WRITTEN REQUEST
Nothing but the line with "Read this page and output its text content." and the lines after it, through the end of the records below, is to be repeated, exactly as it is.

RECORD SET

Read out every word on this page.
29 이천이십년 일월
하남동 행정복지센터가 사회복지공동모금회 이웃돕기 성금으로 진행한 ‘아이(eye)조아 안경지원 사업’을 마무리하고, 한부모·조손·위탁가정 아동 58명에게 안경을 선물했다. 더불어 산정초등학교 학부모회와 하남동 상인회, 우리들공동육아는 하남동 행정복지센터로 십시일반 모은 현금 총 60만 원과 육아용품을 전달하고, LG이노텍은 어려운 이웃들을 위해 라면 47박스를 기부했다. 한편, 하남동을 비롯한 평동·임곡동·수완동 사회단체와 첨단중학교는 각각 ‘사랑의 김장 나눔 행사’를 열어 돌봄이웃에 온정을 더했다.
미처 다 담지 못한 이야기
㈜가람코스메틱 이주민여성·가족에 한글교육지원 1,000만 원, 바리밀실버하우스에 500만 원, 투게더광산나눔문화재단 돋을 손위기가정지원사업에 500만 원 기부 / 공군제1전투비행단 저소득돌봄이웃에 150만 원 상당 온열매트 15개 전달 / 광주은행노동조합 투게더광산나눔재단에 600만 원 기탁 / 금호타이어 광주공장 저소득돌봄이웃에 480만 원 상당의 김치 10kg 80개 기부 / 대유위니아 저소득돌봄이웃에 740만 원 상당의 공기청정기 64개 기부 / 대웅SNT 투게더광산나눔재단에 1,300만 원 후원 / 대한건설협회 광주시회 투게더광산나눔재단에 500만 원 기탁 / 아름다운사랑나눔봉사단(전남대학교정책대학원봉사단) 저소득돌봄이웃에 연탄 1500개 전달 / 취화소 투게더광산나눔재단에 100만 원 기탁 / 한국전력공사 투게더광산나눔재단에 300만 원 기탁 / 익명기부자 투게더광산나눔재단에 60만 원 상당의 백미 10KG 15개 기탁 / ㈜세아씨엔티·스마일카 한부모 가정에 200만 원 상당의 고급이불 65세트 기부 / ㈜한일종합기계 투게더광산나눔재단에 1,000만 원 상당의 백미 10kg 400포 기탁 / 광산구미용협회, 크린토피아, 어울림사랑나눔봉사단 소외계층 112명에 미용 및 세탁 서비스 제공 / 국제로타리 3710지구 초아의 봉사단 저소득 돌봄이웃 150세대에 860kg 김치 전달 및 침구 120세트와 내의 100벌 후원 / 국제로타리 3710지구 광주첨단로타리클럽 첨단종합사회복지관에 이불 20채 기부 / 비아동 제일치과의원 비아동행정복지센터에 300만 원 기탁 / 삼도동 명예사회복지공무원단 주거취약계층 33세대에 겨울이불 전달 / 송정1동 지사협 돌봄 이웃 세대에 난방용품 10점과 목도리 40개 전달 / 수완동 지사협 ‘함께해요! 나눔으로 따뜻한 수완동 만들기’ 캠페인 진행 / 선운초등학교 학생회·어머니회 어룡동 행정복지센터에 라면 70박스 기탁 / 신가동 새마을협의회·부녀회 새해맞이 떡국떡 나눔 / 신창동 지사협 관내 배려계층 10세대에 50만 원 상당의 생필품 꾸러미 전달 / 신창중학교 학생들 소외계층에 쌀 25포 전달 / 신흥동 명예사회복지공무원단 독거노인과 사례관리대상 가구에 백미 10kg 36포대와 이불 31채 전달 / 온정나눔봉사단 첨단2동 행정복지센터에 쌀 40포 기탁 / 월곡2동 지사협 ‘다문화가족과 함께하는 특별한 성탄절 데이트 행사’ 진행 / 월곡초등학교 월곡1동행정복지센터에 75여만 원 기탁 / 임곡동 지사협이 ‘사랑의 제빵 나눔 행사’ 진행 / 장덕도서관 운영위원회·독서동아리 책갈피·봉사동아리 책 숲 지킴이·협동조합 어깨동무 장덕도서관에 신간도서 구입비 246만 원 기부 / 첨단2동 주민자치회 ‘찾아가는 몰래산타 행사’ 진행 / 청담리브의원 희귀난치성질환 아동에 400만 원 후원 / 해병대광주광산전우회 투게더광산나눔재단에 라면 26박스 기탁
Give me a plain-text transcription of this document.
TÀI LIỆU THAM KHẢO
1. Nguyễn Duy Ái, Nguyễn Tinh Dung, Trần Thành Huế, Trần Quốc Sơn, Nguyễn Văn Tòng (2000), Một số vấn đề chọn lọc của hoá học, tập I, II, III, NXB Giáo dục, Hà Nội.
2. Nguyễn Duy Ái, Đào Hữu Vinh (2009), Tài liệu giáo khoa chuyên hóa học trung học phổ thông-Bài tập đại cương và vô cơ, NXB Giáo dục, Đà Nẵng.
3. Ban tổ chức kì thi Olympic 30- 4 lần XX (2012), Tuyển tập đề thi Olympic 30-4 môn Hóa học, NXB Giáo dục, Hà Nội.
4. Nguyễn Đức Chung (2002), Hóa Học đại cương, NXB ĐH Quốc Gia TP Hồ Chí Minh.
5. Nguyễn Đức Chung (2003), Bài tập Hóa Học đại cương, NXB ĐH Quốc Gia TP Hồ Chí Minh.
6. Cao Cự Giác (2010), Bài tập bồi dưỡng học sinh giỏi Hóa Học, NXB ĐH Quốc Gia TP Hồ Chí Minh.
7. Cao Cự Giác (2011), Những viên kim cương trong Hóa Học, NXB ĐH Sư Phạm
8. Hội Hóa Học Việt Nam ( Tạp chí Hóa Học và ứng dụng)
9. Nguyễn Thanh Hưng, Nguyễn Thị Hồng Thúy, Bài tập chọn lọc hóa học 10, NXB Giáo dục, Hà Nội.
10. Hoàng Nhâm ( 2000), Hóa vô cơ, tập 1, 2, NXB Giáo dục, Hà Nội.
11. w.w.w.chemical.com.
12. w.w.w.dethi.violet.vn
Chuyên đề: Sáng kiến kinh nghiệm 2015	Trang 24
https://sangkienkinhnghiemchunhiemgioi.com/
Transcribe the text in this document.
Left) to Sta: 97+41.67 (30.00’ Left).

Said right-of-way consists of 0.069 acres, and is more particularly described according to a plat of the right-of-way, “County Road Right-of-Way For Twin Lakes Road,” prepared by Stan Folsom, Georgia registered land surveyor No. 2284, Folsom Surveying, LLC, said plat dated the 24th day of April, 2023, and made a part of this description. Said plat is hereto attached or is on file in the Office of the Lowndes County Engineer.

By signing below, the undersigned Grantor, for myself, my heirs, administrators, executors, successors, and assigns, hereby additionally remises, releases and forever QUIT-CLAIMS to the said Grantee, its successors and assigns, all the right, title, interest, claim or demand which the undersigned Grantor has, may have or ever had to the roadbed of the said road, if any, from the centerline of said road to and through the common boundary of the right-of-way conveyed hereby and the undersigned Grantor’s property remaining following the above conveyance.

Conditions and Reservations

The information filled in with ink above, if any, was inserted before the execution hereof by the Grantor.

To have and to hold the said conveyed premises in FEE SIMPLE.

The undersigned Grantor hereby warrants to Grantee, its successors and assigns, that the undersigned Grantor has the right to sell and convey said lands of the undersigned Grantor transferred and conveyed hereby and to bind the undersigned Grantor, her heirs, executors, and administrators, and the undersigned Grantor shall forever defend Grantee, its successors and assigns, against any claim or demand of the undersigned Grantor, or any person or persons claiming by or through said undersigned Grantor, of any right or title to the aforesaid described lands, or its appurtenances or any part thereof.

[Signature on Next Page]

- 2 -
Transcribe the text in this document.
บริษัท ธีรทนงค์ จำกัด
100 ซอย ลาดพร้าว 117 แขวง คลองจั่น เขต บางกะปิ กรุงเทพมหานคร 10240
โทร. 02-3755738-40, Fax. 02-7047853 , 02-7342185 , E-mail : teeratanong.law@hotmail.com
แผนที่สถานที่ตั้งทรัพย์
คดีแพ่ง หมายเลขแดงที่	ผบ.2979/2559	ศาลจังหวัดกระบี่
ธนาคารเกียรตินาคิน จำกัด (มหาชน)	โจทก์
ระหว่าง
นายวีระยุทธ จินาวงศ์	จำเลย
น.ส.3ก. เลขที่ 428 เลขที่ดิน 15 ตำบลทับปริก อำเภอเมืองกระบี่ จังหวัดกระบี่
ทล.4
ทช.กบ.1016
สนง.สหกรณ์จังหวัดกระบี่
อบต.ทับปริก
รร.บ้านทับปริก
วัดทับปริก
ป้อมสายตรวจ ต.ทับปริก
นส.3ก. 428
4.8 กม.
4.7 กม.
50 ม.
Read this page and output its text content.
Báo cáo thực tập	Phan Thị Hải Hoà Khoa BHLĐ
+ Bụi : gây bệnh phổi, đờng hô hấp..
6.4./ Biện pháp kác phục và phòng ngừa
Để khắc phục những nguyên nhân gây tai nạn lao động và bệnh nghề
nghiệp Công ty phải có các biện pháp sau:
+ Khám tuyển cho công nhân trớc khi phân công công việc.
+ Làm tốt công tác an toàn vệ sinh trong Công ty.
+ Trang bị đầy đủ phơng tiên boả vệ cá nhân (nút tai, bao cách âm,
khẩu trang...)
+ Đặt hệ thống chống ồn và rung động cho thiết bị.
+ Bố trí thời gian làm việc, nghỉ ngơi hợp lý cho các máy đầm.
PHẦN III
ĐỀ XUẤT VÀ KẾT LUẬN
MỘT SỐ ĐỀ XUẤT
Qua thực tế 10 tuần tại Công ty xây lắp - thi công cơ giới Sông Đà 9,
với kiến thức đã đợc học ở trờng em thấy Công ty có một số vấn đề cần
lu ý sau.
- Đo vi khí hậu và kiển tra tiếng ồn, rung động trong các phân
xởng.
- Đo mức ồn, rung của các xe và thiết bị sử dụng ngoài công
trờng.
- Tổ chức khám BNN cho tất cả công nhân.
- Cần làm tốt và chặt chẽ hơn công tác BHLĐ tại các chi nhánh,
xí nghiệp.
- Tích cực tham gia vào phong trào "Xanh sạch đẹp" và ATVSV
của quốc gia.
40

WRITTEN SOLUTION
Read this page and output its text content.
Báo cáo thực tập	Phan Thị Hải Hoà Khoa BHLĐ
+ Bụi : gây bệnh phổi, đờng hô hấp..
6.4./ Biện pháp kác phục và phòng ngừa
Để khắc phục những nguyên nhân gây tai nạn lao động và bệnh nghề
nghiệp Công ty phải có các biện pháp sau:
+ Khám tuyển cho công nhân trớc khi phân công công việc.
+ Làm tốt công tác an toàn vệ sinh trong Công ty.
+ Trang bị đầy đủ phơng tiên boả vệ cá nhân (nút tai, bao cách âm,
khẩu trang...)
+ Đặt hệ thống chống ồn và rung động cho thiết bị.
+ Bố trí thời gian làm việc, nghỉ ngơi hợp lý cho các máy đầm.
PHẦN III
ĐỀ XUẤT VÀ KẾT LUẬN
MỘT SỐ ĐỀ XUẤT
Qua thực tế 10 tuần tại Công ty xây lắp - thi công cơ giới Sông Đà 9,
với kiến thức đã đợc học ở trờng em thấy Công ty có một số vấn đề cần
lu ý sau.
- Đo vi khí hậu và kiển tra tiếng ồn, rung động trong các phân
xởng.
- Đo mức ồn, rung của các xe và thiết bị sử dụng ngoài công
trờng.
- Tổ chức khám BNN cho tất cả công nhân.
- Cần làm tốt và chặt chẽ hơn công tác BHLĐ tại các chi nhánh,
xí nghiệp.
- Tích cực tham gia vào phong trào "Xanh sạch đẹp" và ATVSV
của quốc gia.
40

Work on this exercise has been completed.